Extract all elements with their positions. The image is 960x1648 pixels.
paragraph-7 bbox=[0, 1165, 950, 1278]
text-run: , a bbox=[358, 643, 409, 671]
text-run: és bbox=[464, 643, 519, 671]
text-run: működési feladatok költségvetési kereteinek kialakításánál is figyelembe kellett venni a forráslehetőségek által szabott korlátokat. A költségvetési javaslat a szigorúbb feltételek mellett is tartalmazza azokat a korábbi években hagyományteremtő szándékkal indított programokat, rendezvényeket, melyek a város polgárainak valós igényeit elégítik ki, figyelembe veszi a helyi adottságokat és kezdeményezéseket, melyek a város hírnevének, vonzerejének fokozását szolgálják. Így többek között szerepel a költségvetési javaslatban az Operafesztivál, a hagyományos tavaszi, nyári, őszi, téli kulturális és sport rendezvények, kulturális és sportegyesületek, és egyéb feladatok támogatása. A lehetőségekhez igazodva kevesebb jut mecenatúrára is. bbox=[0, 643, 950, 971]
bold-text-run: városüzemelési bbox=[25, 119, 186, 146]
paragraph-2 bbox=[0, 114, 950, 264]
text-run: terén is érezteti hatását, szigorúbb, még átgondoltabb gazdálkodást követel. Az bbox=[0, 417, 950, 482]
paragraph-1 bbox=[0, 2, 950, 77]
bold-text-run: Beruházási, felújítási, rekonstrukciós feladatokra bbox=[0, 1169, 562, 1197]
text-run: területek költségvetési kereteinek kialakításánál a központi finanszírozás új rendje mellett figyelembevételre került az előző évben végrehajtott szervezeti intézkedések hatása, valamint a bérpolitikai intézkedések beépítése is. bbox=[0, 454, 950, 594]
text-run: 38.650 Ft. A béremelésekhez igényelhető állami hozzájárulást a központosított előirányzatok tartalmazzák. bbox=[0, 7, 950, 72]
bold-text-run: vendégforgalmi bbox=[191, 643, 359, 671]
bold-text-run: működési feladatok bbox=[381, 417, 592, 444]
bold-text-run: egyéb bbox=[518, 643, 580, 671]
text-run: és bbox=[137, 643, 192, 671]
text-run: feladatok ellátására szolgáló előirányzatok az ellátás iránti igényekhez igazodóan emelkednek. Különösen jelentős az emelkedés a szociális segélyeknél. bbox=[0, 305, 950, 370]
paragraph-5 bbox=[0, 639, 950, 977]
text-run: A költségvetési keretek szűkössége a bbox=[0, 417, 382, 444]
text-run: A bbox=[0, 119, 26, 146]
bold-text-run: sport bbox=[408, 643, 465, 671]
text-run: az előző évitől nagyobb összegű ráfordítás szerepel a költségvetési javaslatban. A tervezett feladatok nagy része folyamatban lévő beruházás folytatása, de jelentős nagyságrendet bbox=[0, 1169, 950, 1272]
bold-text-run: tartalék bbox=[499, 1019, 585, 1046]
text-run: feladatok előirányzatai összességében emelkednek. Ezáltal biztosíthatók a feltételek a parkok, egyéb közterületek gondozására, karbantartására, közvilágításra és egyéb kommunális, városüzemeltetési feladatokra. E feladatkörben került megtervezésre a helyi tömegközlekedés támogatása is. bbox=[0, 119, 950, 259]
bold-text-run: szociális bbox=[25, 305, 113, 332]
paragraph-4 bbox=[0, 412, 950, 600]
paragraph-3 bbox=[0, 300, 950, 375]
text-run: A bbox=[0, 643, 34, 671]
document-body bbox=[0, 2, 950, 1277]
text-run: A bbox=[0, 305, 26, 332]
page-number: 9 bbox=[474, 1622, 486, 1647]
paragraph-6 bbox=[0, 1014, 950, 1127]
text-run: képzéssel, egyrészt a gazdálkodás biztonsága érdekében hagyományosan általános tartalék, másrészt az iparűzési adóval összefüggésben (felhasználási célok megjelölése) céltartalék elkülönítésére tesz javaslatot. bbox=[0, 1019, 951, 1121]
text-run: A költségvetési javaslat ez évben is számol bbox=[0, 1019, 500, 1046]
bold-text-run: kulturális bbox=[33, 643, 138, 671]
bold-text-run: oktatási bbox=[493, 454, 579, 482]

-=-=-

TASK GOAL: Please format the entries, from the start up to and including the line with "text-run: és bbox=[464, 643, 519, 671]", as a Markdown table with the columns Row and Line, where Row numbers each line. Leave out any blank lines.

EXPECTED ANSWER:
| Row | Line |
|---|---|
| 1 | Extract all elements with their positions. The image is 960x1648 pixels. |
| 2 | paragraph-7 bbox=[0, 1165, 950, 1278] |
| 3 | text-run: , a bbox=[358, 643, 409, 671] |
| 4 | text-run: és bbox=[464, 643, 519, 671] |